GOAL OF THE EXERCISE :: Quote the records below in full, exactly as given, with the images taken out.

** start of EXTRACTED MATERIAL **

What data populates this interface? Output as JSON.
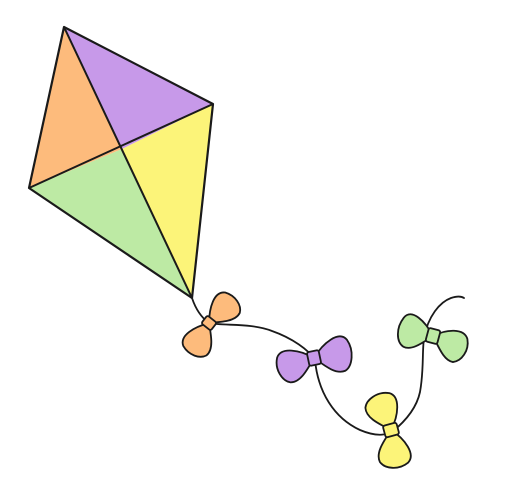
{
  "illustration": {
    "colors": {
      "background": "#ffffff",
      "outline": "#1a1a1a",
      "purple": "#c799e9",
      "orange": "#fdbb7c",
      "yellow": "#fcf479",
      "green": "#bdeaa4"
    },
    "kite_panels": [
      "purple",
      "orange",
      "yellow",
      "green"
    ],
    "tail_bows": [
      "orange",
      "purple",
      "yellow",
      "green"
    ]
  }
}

** end of EXTRACTED MATERIAL **

REPLY TO THE EXERCISE ::
What data populates this interface? Output as JSON.
{
  "illustration": {
    "colors": {
      "background": "#ffffff",
      "outline": "#1a1a1a",
      "purple": "#c799e9",
      "orange": "#fdbb7c",
      "yellow": "#fcf479",
      "green": "#bdeaa4"
    },
    "kite_panels": [
      "purple",
      "orange",
      "yellow",
      "green"
    ],
    "tail_bows": [
      "orange",
      "purple",
      "yellow",
      "green"
    ]
  }
}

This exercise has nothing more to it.